- _What is expected_:
Can you copy out the data exactly? Leave the images out.
[start]
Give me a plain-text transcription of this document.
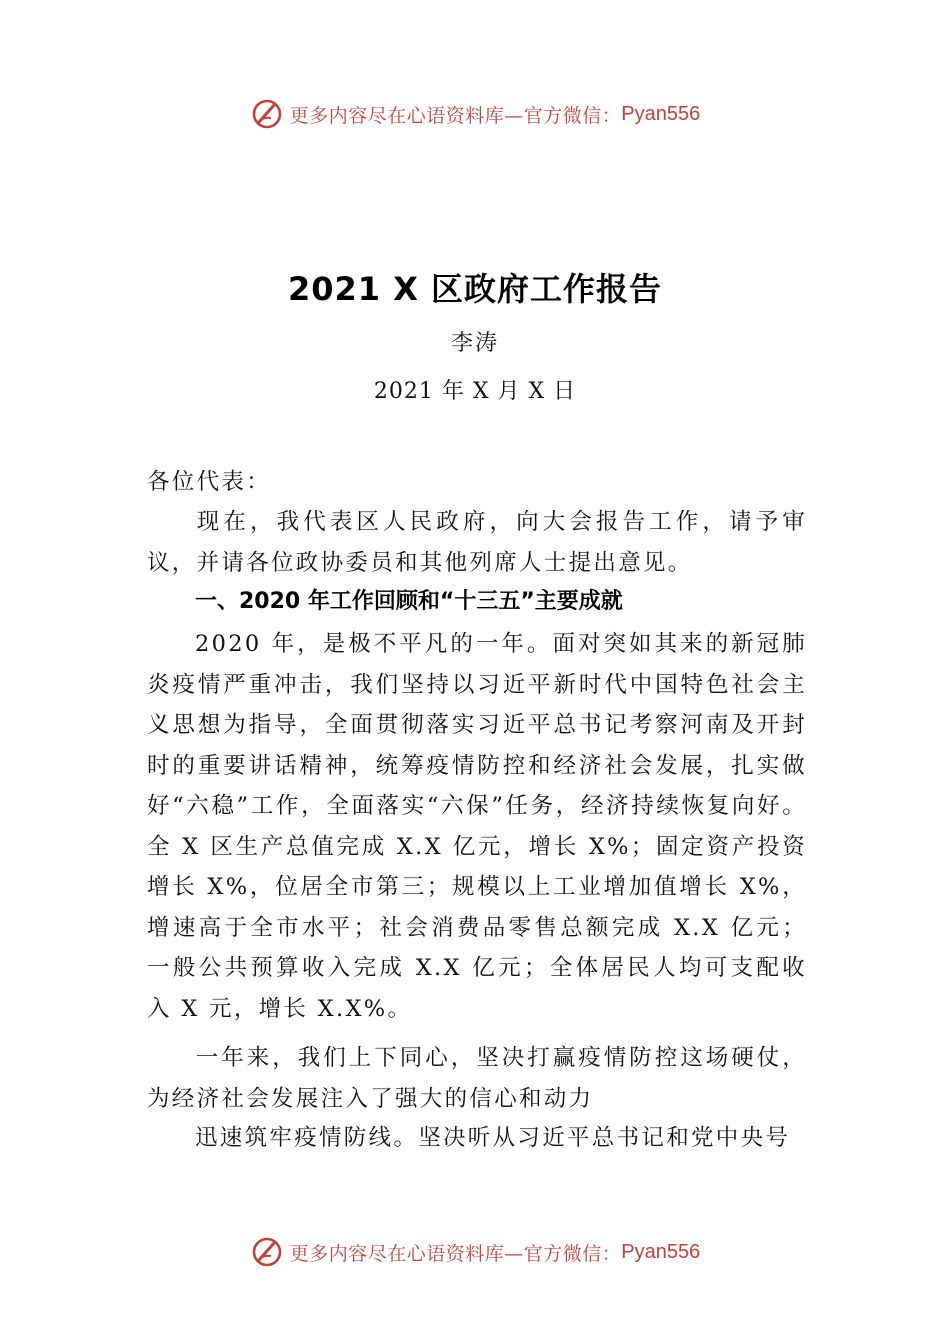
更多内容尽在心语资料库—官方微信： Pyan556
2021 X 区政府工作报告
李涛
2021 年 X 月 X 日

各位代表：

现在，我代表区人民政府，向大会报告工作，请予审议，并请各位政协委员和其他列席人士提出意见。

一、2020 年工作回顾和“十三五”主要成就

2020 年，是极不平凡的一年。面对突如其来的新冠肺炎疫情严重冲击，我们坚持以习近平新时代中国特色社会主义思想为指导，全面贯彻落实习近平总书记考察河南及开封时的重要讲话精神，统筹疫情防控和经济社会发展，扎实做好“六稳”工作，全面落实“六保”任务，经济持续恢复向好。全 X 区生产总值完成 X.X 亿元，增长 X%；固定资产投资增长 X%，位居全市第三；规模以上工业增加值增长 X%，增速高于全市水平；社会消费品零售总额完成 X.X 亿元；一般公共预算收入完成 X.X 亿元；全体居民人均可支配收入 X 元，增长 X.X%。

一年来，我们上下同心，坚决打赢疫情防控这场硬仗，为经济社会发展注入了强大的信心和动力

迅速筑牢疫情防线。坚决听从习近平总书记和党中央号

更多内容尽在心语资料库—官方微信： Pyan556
[end]
- _Result of the exercise_:
Give me a plain-text transcription of this document.
更多内容尽在心语资料库—官方微信： Pyan556
2021 X 区政府工作报告
李涛
2021 年 X 月 X 日

各位代表：

现在，我代表区人民政府，向大会报告工作，请予审议，并请各位政协委员和其他列席人士提出意见。

一、2020 年工作回顾和“十三五”主要成就

2020 年，是极不平凡的一年。面对突如其来的新冠肺炎疫情严重冲击，我们坚持以习近平新时代中国特色社会主义思想为指导，全面贯彻落实习近平总书记考察河南及开封时的重要讲话精神，统筹疫情防控和经济社会发展，扎实做好“六稳”工作，全面落实“六保”任务，经济持续恢复向好。全 X 区生产总值完成 X.X 亿元，增长 X%；固定资产投资增长 X%，位居全市第三；规模以上工业增加值增长 X%，增速高于全市水平；社会消费品零售总额完成 X.X 亿元；一般公共预算收入完成 X.X 亿元；全体居民人均可支配收入 X 元，增长 X.X%。

一年来，我们上下同心，坚决打赢疫情防控这场硬仗，为经济社会发展注入了强大的信心和动力

迅速筑牢疫情防线。坚决听从习近平总书记和党中央号

更多内容尽在心语资料库—官方微信： Pyan556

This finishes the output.